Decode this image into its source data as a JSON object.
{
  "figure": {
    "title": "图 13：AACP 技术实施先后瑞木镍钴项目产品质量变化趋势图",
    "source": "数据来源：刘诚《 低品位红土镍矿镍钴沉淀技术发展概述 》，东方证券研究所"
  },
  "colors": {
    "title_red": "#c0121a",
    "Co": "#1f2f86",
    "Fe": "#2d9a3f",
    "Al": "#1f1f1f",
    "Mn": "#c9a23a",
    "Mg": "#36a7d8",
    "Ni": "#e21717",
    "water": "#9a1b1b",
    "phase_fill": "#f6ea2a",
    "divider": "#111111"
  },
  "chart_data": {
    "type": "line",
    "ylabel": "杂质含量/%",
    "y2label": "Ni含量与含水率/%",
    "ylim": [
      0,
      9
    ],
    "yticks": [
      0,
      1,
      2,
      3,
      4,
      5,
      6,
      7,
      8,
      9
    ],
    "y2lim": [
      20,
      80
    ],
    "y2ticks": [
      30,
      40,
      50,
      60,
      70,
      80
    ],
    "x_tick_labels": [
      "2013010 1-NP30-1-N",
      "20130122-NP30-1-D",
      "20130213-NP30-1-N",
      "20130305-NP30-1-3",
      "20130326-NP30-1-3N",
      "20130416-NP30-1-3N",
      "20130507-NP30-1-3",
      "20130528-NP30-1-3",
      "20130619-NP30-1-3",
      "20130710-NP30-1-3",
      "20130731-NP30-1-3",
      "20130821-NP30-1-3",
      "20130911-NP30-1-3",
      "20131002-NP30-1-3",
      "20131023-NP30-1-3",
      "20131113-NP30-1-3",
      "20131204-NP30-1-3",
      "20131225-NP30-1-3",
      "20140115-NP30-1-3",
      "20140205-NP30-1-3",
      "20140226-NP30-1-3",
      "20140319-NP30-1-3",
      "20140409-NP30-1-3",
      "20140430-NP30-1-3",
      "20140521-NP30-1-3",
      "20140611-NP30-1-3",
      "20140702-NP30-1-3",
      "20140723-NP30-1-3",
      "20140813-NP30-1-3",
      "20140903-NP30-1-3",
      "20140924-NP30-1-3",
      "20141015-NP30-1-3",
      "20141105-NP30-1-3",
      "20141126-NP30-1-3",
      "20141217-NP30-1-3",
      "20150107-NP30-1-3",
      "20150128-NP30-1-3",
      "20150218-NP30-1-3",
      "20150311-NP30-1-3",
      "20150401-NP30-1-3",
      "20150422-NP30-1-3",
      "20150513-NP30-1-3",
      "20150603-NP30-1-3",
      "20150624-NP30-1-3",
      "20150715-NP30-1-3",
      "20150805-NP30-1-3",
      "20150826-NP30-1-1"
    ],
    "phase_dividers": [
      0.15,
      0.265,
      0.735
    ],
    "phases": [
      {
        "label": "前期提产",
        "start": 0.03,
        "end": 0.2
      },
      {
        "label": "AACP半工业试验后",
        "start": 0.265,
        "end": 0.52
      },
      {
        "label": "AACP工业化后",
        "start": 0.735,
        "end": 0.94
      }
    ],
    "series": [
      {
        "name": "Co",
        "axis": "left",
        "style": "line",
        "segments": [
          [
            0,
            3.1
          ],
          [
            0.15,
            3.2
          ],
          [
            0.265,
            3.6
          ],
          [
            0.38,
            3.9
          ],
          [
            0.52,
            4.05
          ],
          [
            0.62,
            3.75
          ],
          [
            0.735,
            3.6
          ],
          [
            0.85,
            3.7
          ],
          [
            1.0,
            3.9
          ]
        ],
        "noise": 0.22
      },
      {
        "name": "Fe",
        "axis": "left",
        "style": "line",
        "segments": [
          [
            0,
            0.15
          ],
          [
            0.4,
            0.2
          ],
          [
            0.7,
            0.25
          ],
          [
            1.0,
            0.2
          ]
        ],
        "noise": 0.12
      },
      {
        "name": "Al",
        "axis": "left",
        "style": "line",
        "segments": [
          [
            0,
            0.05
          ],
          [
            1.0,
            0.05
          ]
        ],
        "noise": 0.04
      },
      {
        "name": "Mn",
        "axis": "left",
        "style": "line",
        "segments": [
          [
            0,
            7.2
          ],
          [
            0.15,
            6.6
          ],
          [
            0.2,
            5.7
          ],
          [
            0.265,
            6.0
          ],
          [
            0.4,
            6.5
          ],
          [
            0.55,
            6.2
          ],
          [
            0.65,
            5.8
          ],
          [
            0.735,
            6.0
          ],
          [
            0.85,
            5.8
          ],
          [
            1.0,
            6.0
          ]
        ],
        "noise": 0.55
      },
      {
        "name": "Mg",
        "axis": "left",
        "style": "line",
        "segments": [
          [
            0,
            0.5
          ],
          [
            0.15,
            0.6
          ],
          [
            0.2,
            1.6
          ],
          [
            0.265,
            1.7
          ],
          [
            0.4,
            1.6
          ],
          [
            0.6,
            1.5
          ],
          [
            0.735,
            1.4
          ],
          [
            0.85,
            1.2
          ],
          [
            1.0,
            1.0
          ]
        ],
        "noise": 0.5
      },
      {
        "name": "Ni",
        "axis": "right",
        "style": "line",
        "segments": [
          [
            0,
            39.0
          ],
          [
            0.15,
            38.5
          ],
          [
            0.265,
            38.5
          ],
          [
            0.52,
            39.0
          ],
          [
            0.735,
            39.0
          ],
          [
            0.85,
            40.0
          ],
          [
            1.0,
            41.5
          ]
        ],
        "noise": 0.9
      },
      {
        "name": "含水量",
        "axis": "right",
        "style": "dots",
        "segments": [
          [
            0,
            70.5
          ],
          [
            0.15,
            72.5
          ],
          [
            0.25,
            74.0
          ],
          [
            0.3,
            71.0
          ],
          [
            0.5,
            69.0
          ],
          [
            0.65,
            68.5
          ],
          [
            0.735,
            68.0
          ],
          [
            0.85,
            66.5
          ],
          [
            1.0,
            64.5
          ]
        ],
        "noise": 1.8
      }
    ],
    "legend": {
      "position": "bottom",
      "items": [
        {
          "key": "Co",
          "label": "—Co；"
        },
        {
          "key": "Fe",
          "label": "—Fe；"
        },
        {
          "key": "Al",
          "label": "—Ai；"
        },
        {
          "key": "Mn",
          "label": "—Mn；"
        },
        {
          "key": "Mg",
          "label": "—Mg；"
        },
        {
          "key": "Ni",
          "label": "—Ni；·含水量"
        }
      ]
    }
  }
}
= = = =
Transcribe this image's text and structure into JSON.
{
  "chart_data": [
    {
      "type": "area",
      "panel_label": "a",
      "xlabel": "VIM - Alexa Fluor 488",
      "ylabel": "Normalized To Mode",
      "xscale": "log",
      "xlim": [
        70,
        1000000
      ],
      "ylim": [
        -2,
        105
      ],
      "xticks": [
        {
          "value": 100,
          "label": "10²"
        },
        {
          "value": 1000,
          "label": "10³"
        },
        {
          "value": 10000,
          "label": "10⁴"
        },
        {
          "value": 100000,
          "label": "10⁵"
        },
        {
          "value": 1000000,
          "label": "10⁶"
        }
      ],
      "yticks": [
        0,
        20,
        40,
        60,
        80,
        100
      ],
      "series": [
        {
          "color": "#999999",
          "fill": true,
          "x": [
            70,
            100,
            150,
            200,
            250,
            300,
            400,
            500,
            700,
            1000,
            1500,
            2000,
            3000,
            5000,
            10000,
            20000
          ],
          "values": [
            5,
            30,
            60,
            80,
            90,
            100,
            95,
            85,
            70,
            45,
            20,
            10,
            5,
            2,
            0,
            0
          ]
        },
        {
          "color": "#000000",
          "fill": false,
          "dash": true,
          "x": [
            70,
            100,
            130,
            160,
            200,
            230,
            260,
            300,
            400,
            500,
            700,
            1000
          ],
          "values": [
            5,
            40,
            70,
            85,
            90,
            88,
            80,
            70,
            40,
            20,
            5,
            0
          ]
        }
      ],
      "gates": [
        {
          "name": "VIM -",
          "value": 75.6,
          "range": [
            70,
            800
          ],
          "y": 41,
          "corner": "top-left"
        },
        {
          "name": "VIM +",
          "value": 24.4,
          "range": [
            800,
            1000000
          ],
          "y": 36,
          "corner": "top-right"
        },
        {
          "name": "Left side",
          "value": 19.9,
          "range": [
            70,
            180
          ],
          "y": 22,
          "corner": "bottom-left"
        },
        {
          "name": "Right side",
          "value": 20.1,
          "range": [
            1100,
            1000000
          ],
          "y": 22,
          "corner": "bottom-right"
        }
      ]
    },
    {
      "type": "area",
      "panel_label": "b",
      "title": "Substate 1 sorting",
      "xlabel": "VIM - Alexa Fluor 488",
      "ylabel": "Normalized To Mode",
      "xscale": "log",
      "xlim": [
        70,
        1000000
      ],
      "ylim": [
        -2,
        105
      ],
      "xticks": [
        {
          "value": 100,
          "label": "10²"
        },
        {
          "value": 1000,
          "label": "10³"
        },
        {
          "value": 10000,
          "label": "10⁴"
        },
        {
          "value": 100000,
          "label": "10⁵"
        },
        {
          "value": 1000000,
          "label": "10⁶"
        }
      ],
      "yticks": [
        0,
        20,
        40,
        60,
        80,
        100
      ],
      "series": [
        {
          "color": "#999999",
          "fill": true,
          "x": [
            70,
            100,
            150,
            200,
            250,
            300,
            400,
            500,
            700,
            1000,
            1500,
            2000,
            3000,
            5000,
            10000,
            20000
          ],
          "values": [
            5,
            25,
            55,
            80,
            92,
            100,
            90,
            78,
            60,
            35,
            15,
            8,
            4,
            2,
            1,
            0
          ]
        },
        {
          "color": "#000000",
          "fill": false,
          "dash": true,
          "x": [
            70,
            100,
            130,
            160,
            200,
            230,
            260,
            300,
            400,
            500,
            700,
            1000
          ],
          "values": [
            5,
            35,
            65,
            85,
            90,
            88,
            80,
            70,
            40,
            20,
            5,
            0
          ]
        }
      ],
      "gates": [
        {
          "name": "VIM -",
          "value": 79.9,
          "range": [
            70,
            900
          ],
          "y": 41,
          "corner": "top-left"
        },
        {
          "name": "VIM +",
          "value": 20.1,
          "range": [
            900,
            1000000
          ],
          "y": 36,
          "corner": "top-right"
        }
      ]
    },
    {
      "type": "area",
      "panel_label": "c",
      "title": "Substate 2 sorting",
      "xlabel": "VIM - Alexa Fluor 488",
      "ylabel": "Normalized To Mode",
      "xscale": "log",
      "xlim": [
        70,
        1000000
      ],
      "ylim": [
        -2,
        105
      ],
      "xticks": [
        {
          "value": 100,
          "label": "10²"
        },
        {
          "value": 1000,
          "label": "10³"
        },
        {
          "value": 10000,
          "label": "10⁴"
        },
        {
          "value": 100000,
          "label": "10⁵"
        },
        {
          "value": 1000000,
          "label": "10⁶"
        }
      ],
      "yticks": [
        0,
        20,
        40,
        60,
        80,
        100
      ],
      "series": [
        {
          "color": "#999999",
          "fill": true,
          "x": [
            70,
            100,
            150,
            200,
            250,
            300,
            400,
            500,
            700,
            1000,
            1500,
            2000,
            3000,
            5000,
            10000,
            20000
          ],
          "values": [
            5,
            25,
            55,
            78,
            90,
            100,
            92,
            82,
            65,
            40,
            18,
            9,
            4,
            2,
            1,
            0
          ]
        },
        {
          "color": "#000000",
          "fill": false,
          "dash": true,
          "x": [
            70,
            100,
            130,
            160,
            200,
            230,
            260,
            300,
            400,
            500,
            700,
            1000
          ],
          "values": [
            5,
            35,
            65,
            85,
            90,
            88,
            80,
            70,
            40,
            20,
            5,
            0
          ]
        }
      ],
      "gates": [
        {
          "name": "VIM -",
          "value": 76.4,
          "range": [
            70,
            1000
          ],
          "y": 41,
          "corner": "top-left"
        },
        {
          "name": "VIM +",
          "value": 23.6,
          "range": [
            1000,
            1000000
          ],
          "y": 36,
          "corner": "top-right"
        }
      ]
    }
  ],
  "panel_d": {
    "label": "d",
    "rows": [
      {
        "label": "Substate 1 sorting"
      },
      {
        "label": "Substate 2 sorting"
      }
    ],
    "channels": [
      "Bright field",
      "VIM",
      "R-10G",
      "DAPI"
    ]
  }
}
= = = =
## Set problem
Copy out every line of the listing that includes the string "Substate".

## Solution to the problem
      "title": "Substate 1 sorting",
      "title": "Substate 2 sorting",
        "label": "Substate 1 sorting"
        "label": "Substate 2 sorting"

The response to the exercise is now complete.